_Excerpted records_:
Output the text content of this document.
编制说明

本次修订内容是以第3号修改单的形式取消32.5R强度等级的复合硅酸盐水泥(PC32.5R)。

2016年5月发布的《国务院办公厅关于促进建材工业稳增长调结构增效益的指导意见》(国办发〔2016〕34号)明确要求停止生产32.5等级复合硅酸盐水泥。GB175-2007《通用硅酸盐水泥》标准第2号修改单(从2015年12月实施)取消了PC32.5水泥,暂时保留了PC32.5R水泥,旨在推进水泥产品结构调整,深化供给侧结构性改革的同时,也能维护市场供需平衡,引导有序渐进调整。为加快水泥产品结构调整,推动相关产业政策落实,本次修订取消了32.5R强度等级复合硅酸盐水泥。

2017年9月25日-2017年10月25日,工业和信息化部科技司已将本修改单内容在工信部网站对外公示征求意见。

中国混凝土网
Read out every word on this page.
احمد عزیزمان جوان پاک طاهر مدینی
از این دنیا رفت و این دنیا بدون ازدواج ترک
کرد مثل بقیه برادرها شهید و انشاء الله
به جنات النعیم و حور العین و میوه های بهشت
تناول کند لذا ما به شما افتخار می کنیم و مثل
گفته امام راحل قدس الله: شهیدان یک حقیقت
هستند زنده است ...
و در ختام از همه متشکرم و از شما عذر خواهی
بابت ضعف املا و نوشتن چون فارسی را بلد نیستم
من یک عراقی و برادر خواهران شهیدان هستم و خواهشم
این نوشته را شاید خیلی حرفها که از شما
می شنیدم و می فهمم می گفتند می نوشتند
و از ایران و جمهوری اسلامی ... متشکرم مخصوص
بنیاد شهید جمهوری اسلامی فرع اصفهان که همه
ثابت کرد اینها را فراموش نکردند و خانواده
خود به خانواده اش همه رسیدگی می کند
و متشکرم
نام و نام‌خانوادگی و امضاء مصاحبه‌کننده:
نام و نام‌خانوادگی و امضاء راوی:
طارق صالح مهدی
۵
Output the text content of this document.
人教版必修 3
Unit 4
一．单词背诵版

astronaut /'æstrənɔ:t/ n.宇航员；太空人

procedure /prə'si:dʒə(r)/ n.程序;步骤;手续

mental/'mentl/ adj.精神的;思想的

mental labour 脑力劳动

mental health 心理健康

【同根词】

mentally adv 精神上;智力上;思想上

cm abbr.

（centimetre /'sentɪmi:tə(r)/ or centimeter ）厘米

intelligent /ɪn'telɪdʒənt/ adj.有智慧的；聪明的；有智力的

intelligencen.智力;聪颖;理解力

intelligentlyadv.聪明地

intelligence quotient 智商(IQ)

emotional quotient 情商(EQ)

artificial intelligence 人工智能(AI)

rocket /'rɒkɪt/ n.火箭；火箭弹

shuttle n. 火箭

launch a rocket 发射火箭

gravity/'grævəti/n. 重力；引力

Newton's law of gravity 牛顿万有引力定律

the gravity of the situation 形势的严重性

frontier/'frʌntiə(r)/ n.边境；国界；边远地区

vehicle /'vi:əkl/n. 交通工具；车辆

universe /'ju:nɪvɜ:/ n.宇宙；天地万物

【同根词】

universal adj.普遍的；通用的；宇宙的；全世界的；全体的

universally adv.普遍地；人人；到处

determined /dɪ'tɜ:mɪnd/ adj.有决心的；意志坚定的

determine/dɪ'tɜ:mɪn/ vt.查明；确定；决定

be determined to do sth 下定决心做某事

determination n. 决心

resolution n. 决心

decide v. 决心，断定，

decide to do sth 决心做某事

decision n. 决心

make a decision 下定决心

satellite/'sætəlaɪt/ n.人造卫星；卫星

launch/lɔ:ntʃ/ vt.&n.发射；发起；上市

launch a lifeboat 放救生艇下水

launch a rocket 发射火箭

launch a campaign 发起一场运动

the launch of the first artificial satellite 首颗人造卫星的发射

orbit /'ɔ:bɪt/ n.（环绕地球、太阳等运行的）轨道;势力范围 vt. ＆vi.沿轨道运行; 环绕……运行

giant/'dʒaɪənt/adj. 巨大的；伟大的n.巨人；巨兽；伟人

_Exercise brief_: Return each line with "launch".

_Task solution_:
launch a rocket 发射火箭
launch/lɔ:ntʃ/ vt.&n.发射；发起；上市
launch a lifeboat 放救生艇下水
launch a rocket 发射火箭
launch a campaign 发起一场运动
the launch of the first artificial satellite 首颗人造卫星的发射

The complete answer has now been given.